Copy out the listing that follows, exactly, without its pictures.

::: DATA SUPPLIED :::

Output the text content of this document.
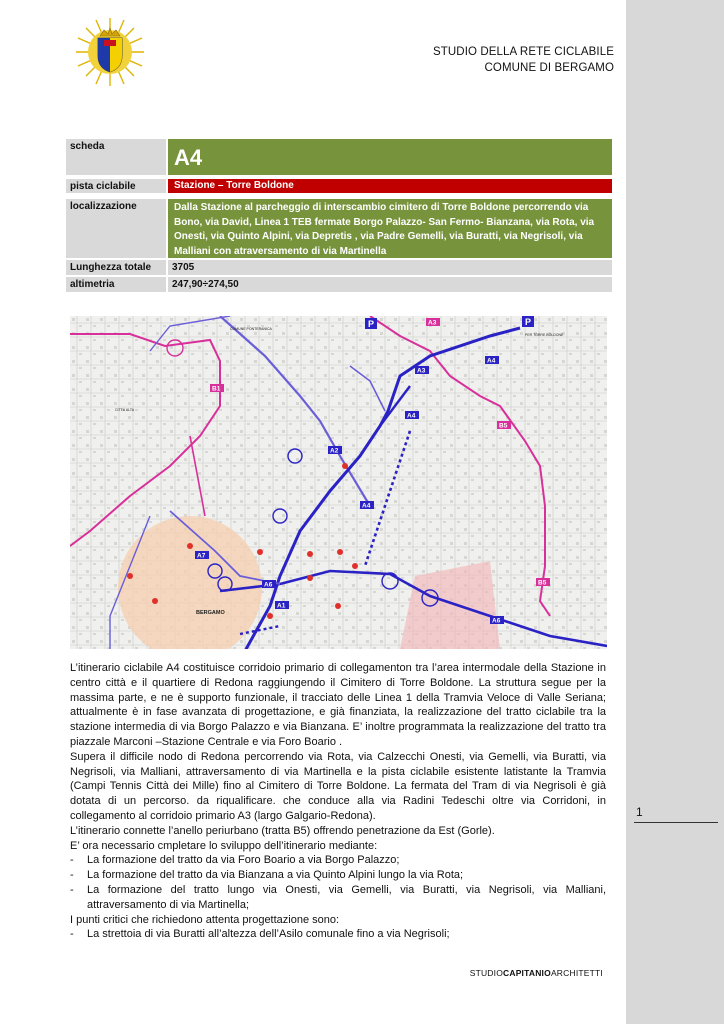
1
STUDIO DELLA RETE CICLABILE
COMUNE DI BERGAMO
scheda	A4
pista ciclabile	Stazione – Torre Boldone
localizzazione	Dalla Stazione al parcheggio di interscambio cimitero di Torre Boldone percorrendo via Bono, via David, Linea 1 TEB fermate Borgo Palazzo- San Fermo- Bianzana, via Rota, via Onesti, via Quinto Alpini, via Depretis , via Padre Gemelli, via Buratti, via Negrisoli, via Malliani con atraversamento di via Martinella
Lunghezza totale	3705
altimetria	247,90÷274,50
P	P
A3
A3
A4
A4
A4
A6
A6
B5
B5
B1
A7
A1
A2
BERGAMO
PER TORRE BOLDONE
COMUNE PONTERANICA
CITTÀ ALTA

L’itinerario ciclabile A4 costituisce corridoio primario di collegamenton tra l’area intermodale della Stazione in centro città e il quartiere di Redona raggiungendo il Cimitero di Torre Boldone. La struttura segue per la massima parte, e ne è supporto funzionale, il tracciato delle Linea 1 della Tramvia Veloce di Valle Seriana; attualmente è in fase avanzata di progettazione, e già finanziata, la realizzazione del tratto ciclabile tra la stazione intermedia di via Borgo Palazzo e via Bianzana. E’ inoltre programmata la realizzazione del tratto tra piazzale Marconi –Stazione Centrale e via Foro Boario .

Supera il difficile nodo di Redona percorrendo via Rota, via Calzecchi Onesti, via Gemelli, via Buratti, via Negrisoli, via Malliani, attraversamento di via Martinella e la pista ciclabile esistente latistante la Tramvia (Campi Tennis Città dei Mille) fino al Cimitero di Torre Boldone. La fermata del Tram di via Negrisoli è già dotata di un percorso. da riqualificare. che conduce alla via Radini Tedeschi oltre via Corridoni, in collegamento al corridoio primario A3 (largo Galgario-Redona).

L’itinerario connette l’anello periurbano (tratta B5) offrendo penetrazione da Est (Gorle).

E’ ora necessario cmpletare lo sviluppo dell’itinerario mediante:

- La formazione del tratto da via Foro Boario a via Borgo Palazzo;
- La formazione del tratto da via Bianzana a via Quinto Alpini lungo la via Rota;
- La formazione del tratto lungo via Onesti, via Gemelli, via Buratti, via Negrisoli, via Malliani, attraversamento di via Martinella;

I punti critici che richiedono attenta progettazione sono:

- La strettoia di via Buratti all’altezza dell’Asilo comunale fino a via Negrisoli;
STUDIOCAPITANIOARCHITETTI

:::

◆ RESPONSE TO THE EXERCISE ◆
Output the text content of this document.
1
STUDIO DELLA RETE CICLABILE
COMUNE DI BERGAMO
scheda	A4
pista ciclabile	Stazione – Torre Boldone
localizzazione	Dalla Stazione al parcheggio di interscambio cimitero di Torre Boldone percorrendo via Bono, via David, Linea 1 TEB fermate Borgo Palazzo- San Fermo- Bianzana, via Rota, via Onesti, via Quinto Alpini, via Depretis , via Padre Gemelli, via Buratti, via Negrisoli, via Malliani con atraversamento di via Martinella
Lunghezza totale	3705
altimetria	247,90÷274,50
P	P
A3
A3
A4
A4
A4
A6
A6
B5
B5
B1
A7
A1
A2
BERGAMO
PER TORRE BOLDONE
COMUNE PONTERANICA
CITTÀ ALTA

L’itinerario ciclabile A4 costituisce corridoio primario di collegamenton tra l’area intermodale della Stazione in centro città e il quartiere di Redona raggiungendo il Cimitero di Torre Boldone. La struttura segue per la massima parte, e ne è supporto funzionale, il tracciato delle Linea 1 della Tramvia Veloce di Valle Seriana; attualmente è in fase avanzata di progettazione, e già finanziata, la realizzazione del tratto ciclabile tra la stazione intermedia di via Borgo Palazzo e via Bianzana. E’ inoltre programmata la realizzazione del tratto tra piazzale Marconi –Stazione Centrale e via Foro Boario .

Supera il difficile nodo di Redona percorrendo via Rota, via Calzecchi Onesti, via Gemelli, via Buratti, via Negrisoli, via Malliani, attraversamento di via Martinella e la pista ciclabile esistente latistante la Tramvia (Campi Tennis Città dei Mille) fino al Cimitero di Torre Boldone. La fermata del Tram di via Negrisoli è già dotata di un percorso. da riqualificare. che conduce alla via Radini Tedeschi oltre via Corridoni, in collegamento al corridoio primario A3 (largo Galgario-Redona).

L’itinerario connette l’anello periurbano (tratta B5) offrendo penetrazione da Est (Gorle).

E’ ora necessario cmpletare lo sviluppo dell’itinerario mediante:

- La formazione del tratto da via Foro Boario a via Borgo Palazzo;
- La formazione del tratto da via Bianzana a via Quinto Alpini lungo la via Rota;
- La formazione del tratto lungo via Onesti, via Gemelli, via Buratti, via Negrisoli, via Malliani, attraversamento di via Martinella;

I punti critici che richiedono attenta progettazione sono:

- La strettoia di via Buratti all’altezza dell’Asilo comunale fino a via Negrisoli;
STUDIOCAPITANIOARCHITETTI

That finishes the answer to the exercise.